** WHAT THE TASK REQUIRES **
The listing below should be written out exactly; please include all of it.
+++ SUPPLIED RECORDS +++
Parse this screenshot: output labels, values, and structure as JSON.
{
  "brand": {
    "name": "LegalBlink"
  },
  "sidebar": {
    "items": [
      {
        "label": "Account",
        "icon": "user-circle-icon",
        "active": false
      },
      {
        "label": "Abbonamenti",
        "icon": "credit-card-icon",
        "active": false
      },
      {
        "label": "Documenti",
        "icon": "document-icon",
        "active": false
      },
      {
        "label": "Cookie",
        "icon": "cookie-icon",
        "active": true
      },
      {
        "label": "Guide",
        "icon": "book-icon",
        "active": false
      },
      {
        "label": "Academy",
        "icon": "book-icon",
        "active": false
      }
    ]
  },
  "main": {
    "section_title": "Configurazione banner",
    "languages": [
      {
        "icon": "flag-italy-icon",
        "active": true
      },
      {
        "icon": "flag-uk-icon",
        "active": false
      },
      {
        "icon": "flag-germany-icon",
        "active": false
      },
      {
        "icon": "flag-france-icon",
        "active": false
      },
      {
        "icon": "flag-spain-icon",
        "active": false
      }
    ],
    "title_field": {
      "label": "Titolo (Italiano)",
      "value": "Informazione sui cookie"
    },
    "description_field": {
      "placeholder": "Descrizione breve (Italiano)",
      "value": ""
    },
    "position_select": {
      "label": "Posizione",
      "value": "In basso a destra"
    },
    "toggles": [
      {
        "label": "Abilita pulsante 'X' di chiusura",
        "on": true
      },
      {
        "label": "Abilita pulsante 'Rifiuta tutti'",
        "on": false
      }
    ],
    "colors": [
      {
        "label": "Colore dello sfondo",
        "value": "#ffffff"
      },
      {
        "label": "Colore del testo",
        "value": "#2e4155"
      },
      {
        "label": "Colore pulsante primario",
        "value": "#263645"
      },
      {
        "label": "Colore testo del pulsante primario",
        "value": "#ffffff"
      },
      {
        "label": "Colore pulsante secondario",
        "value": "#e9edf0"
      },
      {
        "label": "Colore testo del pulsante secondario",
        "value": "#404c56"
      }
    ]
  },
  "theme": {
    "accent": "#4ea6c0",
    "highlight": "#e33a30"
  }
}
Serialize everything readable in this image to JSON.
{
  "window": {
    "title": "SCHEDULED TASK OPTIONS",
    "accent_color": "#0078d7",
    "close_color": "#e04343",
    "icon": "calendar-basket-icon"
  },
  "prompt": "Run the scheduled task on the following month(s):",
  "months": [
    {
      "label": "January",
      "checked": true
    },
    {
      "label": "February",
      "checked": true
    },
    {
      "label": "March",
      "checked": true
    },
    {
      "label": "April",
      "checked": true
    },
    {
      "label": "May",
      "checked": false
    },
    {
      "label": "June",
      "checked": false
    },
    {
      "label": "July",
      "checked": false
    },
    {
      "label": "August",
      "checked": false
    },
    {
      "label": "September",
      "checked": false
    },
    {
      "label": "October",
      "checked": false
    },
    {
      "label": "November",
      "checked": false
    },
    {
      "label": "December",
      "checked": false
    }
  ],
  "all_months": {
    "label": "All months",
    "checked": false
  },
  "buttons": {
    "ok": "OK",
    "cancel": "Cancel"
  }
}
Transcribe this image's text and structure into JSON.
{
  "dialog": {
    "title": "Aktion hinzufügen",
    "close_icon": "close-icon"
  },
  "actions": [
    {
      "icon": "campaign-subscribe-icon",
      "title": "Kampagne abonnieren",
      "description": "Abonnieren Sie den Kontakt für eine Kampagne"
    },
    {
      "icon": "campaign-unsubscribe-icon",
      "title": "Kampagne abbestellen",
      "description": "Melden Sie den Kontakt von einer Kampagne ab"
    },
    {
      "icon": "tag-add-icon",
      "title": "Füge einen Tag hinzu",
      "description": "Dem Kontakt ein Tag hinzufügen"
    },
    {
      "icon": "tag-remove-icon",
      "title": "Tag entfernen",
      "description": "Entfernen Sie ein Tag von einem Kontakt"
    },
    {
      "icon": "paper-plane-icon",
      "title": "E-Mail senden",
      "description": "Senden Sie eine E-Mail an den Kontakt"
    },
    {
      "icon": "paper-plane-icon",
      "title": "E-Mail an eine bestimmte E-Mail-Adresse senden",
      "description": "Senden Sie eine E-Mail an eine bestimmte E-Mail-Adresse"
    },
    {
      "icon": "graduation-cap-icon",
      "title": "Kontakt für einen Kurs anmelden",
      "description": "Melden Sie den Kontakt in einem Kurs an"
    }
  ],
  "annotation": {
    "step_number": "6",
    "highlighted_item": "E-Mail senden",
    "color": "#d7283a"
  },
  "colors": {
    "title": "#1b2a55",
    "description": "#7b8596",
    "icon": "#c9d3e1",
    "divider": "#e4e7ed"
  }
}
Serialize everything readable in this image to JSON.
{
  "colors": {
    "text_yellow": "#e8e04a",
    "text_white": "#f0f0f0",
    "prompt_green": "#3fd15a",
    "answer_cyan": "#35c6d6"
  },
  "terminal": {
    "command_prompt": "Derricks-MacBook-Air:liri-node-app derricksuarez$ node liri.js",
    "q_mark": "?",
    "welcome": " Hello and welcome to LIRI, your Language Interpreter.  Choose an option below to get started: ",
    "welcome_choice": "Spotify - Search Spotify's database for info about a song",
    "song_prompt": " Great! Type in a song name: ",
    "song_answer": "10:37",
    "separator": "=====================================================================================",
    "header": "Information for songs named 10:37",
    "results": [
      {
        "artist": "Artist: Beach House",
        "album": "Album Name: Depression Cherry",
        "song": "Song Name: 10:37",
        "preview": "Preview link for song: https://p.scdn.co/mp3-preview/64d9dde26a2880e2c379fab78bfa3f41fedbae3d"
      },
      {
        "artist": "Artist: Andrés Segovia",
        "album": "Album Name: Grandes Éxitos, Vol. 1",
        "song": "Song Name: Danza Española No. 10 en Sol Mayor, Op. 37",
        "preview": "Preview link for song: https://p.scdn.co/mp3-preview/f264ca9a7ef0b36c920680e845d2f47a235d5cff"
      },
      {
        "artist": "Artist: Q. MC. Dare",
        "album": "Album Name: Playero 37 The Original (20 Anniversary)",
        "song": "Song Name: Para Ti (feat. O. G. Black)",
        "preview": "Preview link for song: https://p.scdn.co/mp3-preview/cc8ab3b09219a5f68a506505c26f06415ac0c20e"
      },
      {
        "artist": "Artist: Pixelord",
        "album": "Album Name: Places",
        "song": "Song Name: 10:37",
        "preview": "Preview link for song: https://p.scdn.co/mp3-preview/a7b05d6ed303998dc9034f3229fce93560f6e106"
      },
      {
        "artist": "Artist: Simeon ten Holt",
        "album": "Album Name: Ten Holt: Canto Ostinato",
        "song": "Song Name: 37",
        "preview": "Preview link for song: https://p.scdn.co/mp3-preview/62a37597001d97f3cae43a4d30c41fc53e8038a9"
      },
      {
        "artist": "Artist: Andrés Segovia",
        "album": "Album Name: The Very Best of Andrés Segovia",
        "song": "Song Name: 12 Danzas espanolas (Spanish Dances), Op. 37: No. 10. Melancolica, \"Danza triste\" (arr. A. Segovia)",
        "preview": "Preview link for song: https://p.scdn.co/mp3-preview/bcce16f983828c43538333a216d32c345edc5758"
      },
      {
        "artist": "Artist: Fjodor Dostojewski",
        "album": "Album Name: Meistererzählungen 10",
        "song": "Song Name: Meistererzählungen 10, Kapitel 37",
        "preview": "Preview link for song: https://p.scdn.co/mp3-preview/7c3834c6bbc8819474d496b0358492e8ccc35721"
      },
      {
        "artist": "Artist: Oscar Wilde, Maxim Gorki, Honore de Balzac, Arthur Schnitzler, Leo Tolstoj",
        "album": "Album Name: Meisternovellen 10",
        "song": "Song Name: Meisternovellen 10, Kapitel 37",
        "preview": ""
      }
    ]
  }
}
+++
** RESPONSE **
Parse this screenshot: output labels, values, and structure as JSON.
{
  "brand": {
    "name": "LegalBlink"
  },
  "sidebar": {
    "items": [
      {
        "label": "Account",
        "icon": "user-circle-icon",
        "active": false
      },
      {
        "label": "Abbonamenti",
        "icon": "credit-card-icon",
        "active": false
      },
      {
        "label": "Documenti",
        "icon": "document-icon",
        "active": false
      },
      {
        "label": "Cookie",
        "icon": "cookie-icon",
        "active": true
      },
      {
        "label": "Guide",
        "icon": "book-icon",
        "active": false
      },
      {
        "label": "Academy",
        "icon": "book-icon",
        "active": false
      }
    ]
  },
  "main": {
    "section_title": "Configurazione banner",
    "languages": [
      {
        "icon": "flag-italy-icon",
        "active": true
      },
      {
        "icon": "flag-uk-icon",
        "active": false
      },
      {
        "icon": "flag-germany-icon",
        "active": false
      },
      {
        "icon": "flag-france-icon",
        "active": false
      },
      {
        "icon": "flag-spain-icon",
        "active": false
      }
    ],
    "title_field": {
      "label": "Titolo (Italiano)",
      "value": "Informazione sui cookie"
    },
    "description_field": {
      "placeholder": "Descrizione breve (Italiano)",
      "value": ""
    },
    "position_select": {
      "label": "Posizione",
      "value": "In basso a destra"
    },
    "toggles": [
      {
        "label": "Abilita pulsante 'X' di chiusura",
        "on": true
      },
      {
        "label": "Abilita pulsante 'Rifiuta tutti'",
        "on": false
      }
    ],
    "colors": [
      {
        "label": "Colore dello sfondo",
        "value": "#ffffff"
      },
      {
        "label": "Colore del testo",
        "value": "#2e4155"
      },
      {
        "label": "Colore pulsante primario",
        "value": "#263645"
      },
      {
        "label": "Colore testo del pulsante primario",
        "value": "#ffffff"
      },
      {
        "label": "Colore pulsante secondario",
        "value": "#e9edf0"
      },
      {
        "label": "Colore testo del pulsante secondario",
        "value": "#404c56"
      }
    ]
  },
  "theme": {
    "accent": "#4ea6c0",
    "highlight": "#e33a30"
  }
}
Serialize everything readable in this image to JSON.
{
  "window": {
    "title": "SCHEDULED TASK OPTIONS",
    "accent_color": "#0078d7",
    "close_color": "#e04343",
    "icon": "calendar-basket-icon"
  },
  "prompt": "Run the scheduled task on the following month(s):",
  "months": [
    {
      "label": "January",
      "checked": true
    },
    {
      "label": "February",
      "checked": true
    },
    {
      "label": "March",
      "checked": true
    },
    {
      "label": "April",
      "checked": true
    },
    {
      "label": "May",
      "checked": false
    },
    {
      "label": "June",
      "checked": false
    },
    {
      "label": "July",
      "checked": false
    },
    {
      "label": "August",
      "checked": false
    },
    {
      "label": "September",
      "checked": false
    },
    {
      "label": "October",
      "checked": false
    },
    {
      "label": "November",
      "checked": false
    },
    {
      "label": "December",
      "checked": false
    }
  ],
  "all_months": {
    "label": "All months",
    "checked": false
  },
  "buttons": {
    "ok": "OK",
    "cancel": "Cancel"
  }
}
Transcribe this image's text and structure into JSON.
{
  "dialog": {
    "title": "Aktion hinzufügen",
    "close_icon": "close-icon"
  },
  "actions": [
    {
      "icon": "campaign-subscribe-icon",
      "title": "Kampagne abonnieren",
      "description": "Abonnieren Sie den Kontakt für eine Kampagne"
    },
    {
      "icon": "campaign-unsubscribe-icon",
      "title": "Kampagne abbestellen",
      "description": "Melden Sie den Kontakt von einer Kampagne ab"
    },
    {
      "icon": "tag-add-icon",
      "title": "Füge einen Tag hinzu",
      "description": "Dem Kontakt ein Tag hinzufügen"
    },
    {
      "icon": "tag-remove-icon",
      "title": "Tag entfernen",
      "description": "Entfernen Sie ein Tag von einem Kontakt"
    },
    {
      "icon": "paper-plane-icon",
      "title": "E-Mail senden",
      "description": "Senden Sie eine E-Mail an den Kontakt"
    },
    {
      "icon": "paper-plane-icon",
      "title": "E-Mail an eine bestimmte E-Mail-Adresse senden",
      "description": "Senden Sie eine E-Mail an eine bestimmte E-Mail-Adresse"
    },
    {
      "icon": "graduation-cap-icon",
      "title": "Kontakt für einen Kurs anmelden",
      "description": "Melden Sie den Kontakt in einem Kurs an"
    }
  ],
  "annotation": {
    "step_number": "6",
    "highlighted_item": "E-Mail senden",
    "color": "#d7283a"
  },
  "colors": {
    "title": "#1b2a55",
    "description": "#7b8596",
    "icon": "#c9d3e1",
    "divider": "#e4e7ed"
  }
}
Serialize everything readable in this image to JSON.
{
  "colors": {
    "text_yellow": "#e8e04a",
    "text_white": "#f0f0f0",
    "prompt_green": "#3fd15a",
    "answer_cyan": "#35c6d6"
  },
  "terminal": {
    "command_prompt": "Derricks-MacBook-Air:liri-node-app derricksuarez$ node liri.js",
    "q_mark": "?",
    "welcome": " Hello and welcome to LIRI, your Language Interpreter.  Choose an option below to get started: ",
    "welcome_choice": "Spotify - Search Spotify's database for info about a song",
    "song_prompt": " Great! Type in a song name: ",
    "song_answer": "10:37",
    "separator": "=====================================================================================",
    "header": "Information for songs named 10:37",
    "results": [
      {
        "artist": "Artist: Beach House",
        "album": "Album Name: Depression Cherry",
        "song": "Song Name: 10:37",
        "preview": "Preview link for song: https://p.scdn.co/mp3-preview/64d9dde26a2880e2c379fab78bfa3f41fedbae3d"
      },
      {
        "artist": "Artist: Andrés Segovia",
        "album": "Album Name: Grandes Éxitos, Vol. 1",
        "song": "Song Name: Danza Española No. 10 en Sol Mayor, Op. 37",
        "preview": "Preview link for song: https://p.scdn.co/mp3-preview/f264ca9a7ef0b36c920680e845d2f47a235d5cff"
      },
      {
        "artist": "Artist: Q. MC. Dare",
        "album": "Album Name: Playero 37 The Original (20 Anniversary)",
        "song": "Song Name: Para Ti (feat. O. G. Black)",
        "preview": "Preview link for song: https://p.scdn.co/mp3-preview/cc8ab3b09219a5f68a506505c26f06415ac0c20e"
      },
      {
        "artist": "Artist: Pixelord",
        "album": "Album Name: Places",
        "song": "Song Name: 10:37",
        "preview": "Preview link for song: https://p.scdn.co/mp3-preview/a7b05d6ed303998dc9034f3229fce93560f6e106"
      },
      {
        "artist": "Artist: Simeon ten Holt",
        "album": "Album Name: Ten Holt: Canto Ostinato",
        "song": "Song Name: 37",
        "preview": "Preview link for song: https://p.scdn.co/mp3-preview/62a37597001d97f3cae43a4d30c41fc53e8038a9"
      },
      {
        "artist": "Artist: Andrés Segovia",
        "album": "Album Name: The Very Best of Andrés Segovia",
        "song": "Song Name: 12 Danzas espanolas (Spanish Dances), Op. 37: No. 10. Melancolica, \"Danza triste\" (arr. A. Segovia)",
        "preview": "Preview link for song: https://p.scdn.co/mp3-preview/bcce16f983828c43538333a216d32c345edc5758"
      },
      {
        "artist": "Artist: Fjodor Dostojewski",
        "album": "Album Name: Meistererzählungen 10",
        "song": "Song Name: Meistererzählungen 10, Kapitel 37",
        "preview": "Preview link for song: https://p.scdn.co/mp3-preview/7c3834c6bbc8819474d496b0358492e8ccc35721"
      },
      {
        "artist": "Artist: Oscar Wilde, Maxim Gorki, Honore de Balzac, Arthur Schnitzler, Leo Tolstoj",
        "album": "Album Name: Meisternovellen 10",
        "song": "Song Name: Meisternovellen 10, Kapitel 37",
        "preview": ""
      }
    ]
  }
}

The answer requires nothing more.